**Work to complete**:
1. Repeat the big data excerpt between "Hadoop is a" and "and challenging process.", inclusive.
2. Please go on with the big data excerpt from the point where it stops.

In this chapter you will learn:
What big data analytics is
Big data challenges and the disadvantages of modern big data analytics tools
Hunk's history
Hunk's architecture
How to set up Hadoop for Hunk
Real-world use cases
We are living in the century of information technology. There are a lot of electronic devices around us that generate lots of data. For example, you can surf the Internet, visit a couple of news portals, order new Nike Air Max shoes from a web store, write a couple of messages to your friends, and chat on Facebook. Every action produces data. And we can multiply the actions by the amount of people who have access to the Internet, or just use a mobile phone, and we get really big data. Of course, you have a question: how big is big data? It probably starts from terabytes or even petabytes now. The volume is not the only issue; we are also struggling with the variety of data. As a result, it is not enough to analyze just the data structure. We should explore unstructured data, such as machine data generated by various machines.
World-famous enterprises try to collect this extremely big data in order to monetize it and find business insights. Big data offers us new opportunities; for example, we can enrich customer data through social networks, using the APIs of Facebook or Twitter. We can build customer profiles and try to predict customer wishes in order to sell our product or improve the customer experience. It is easy to say, but difficult to do. However, organizations try to overcome these challenges and use big data stores, such as Hadoop.
Hadoop is a distributed file system and a distributed framework designed to compute large chunks of data. It is relatively easy to get data into Hadoop. There are plenty of tools for getting data into different formats, such as Apache Phoenix. However it is actually extremely difficult to get value out of the data you put into Hadoop.
Let's look at the path from data to value. First we have to start with collecting data. Then we also spend a lot of time preparing it, making sure that this data is available for analysis, and being able to question the data. This process is as follows:
Unfortunately, you may not have asked the right questions or the answers are not clear, and you have to repeat this cycle. Maybe you have transformed and formatted your data. In other words, it is a long and challenging process.
What you actually want is to collect the data and spend some time preparing it; then you can ask questions and get answers repetitively. Now, you can spend a lot of time asking multiple questions. In addition, you can iterate with data on those questions to refine the answers that you are looking for. Let's look at the following diagram, in order to find a new approach:
What if we could take Splunk and put it on top of all the data stored in Hadoop? This is what Splunk actually did. The following shows the names Hunk was derived from:
Let's discuss some goals that Hunk's inventors were thinking about when they were planning Hunk:
Splunk can take data from Hadoop via the Splunk Hadoop Connection App. However, it is a bad idea to copy massive amounts of data from Hadoop to Splunk, it is much better to process data in-place, because Hadoop provides both storage and computation; why not take advantage of both of them?

Stored entries:
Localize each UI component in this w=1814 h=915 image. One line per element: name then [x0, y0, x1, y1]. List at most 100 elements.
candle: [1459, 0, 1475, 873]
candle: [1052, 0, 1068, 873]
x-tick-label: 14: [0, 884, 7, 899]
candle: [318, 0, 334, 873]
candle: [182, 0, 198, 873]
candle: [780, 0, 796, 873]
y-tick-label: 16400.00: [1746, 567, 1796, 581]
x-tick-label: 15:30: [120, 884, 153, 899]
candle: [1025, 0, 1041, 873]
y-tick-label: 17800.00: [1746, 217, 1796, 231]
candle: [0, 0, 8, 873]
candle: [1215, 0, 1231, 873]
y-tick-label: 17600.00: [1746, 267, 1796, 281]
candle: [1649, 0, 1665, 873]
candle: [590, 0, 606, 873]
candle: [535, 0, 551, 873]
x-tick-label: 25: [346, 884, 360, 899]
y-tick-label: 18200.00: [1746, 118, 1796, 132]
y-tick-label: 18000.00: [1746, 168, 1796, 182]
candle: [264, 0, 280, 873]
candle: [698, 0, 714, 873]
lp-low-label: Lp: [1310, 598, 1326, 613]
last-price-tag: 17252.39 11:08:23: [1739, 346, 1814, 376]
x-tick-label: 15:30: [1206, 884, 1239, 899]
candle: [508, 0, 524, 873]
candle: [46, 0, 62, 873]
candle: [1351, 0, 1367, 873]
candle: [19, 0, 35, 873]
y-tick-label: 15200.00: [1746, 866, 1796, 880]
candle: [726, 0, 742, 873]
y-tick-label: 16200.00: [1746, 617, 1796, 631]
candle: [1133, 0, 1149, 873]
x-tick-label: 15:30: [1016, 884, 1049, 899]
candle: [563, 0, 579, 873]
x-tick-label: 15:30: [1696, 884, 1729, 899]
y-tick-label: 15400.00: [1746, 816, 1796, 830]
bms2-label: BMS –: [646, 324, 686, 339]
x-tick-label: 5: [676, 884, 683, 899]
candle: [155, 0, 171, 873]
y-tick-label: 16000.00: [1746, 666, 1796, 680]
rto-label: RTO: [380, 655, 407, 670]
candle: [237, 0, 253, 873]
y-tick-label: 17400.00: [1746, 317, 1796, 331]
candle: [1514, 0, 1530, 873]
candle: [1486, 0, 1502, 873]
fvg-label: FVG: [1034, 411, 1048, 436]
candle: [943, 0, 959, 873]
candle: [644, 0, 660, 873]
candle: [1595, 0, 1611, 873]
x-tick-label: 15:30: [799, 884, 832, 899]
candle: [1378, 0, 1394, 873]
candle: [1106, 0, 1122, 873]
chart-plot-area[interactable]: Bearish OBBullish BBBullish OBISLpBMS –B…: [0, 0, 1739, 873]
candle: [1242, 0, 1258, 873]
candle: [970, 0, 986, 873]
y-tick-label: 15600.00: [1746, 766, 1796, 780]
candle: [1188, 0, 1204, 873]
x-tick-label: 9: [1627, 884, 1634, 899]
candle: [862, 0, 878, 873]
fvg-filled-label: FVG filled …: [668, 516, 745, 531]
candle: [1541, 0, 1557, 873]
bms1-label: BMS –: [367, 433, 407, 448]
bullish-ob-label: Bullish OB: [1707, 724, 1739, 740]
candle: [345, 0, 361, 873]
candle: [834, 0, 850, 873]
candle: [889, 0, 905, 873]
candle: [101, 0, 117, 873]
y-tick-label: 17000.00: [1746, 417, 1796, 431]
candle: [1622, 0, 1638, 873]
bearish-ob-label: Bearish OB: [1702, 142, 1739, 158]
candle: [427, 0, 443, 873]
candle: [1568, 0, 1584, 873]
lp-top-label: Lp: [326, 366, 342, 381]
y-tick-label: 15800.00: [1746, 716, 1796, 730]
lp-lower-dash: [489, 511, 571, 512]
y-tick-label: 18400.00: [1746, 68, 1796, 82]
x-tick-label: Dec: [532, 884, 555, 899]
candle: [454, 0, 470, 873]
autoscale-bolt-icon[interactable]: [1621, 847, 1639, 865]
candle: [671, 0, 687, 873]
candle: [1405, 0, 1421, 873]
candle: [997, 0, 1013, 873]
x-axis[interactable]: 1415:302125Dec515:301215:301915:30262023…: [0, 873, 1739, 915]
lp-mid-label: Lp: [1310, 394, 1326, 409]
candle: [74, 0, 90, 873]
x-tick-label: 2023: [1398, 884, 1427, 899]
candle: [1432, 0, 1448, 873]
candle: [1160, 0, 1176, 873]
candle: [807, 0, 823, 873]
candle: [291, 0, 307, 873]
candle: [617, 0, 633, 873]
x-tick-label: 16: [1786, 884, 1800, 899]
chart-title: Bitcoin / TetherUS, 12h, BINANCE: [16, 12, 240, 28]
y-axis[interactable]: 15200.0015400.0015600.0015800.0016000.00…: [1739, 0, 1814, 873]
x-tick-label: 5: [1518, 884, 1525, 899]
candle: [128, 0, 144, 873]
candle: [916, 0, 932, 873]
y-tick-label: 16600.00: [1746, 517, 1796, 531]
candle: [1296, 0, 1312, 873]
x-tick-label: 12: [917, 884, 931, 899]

**Answers provided**:
1.
Hadoop is a distributed file system and a distributed framework designed to compute large chunks of data. It is relatively easy to get data into Hadoop. There are plenty of tools for getting data into different formats, such as Apache Phoenix. However it is actually extremely difficult to get value out of the data you put into Hadoop.
Let's look at the path from data to value. First we have to start with collecting data. Then we also spend a lot of time preparing it, making sure that this data is available for analysis, and being able to question the data. This process is as follows:
Unfortunately, you may not have asked the right questions or the answers are not clear, and you have to repeat this cycle. Maybe you have transformed and formatted your data. In other words, it is a long and challenging process.

2.
Splunk has the extremely powerful Splunk Processing Language (SPL) and it has a wide range of analytic functions. That's why it is a good idea to keep SPL in the new product.
Splunk has a true on-the-fly schema. Data that we store in Hadoop changes constantly. So, Hunk has to be able build a schema on-the-fly independently of the data format.
It is a very good idea to provide the ability to make a preview. As you know, when searching you can get incremental results. It can dramatically reduce outage. For example, we don't want to wait till a map reduce job finishes; we can look at the incremental result and, in the event of a wrong result, we can restart the search query.
Deployment of Hadoop is not easy, and Splunk tries to make the installation and configuration of Hunk easy for us.
Let's discuss more closely the reasons for supporting SPL. You are probably familiar with Splunk and SPL and know how powerful and flexible this language is. These are some of the advantages of SPL:
Naturally suitable for
MapReduce
Reduces adoption time for people who are already familiar with Splunk
There are some challenges in integrating SPL and Hadoop. Hadoop is written in Java but all SPL code is in C++. Does SPL need to convert to Java or reuse what Splunk has provided? Finally, it was decided to reuse C++ code entirely.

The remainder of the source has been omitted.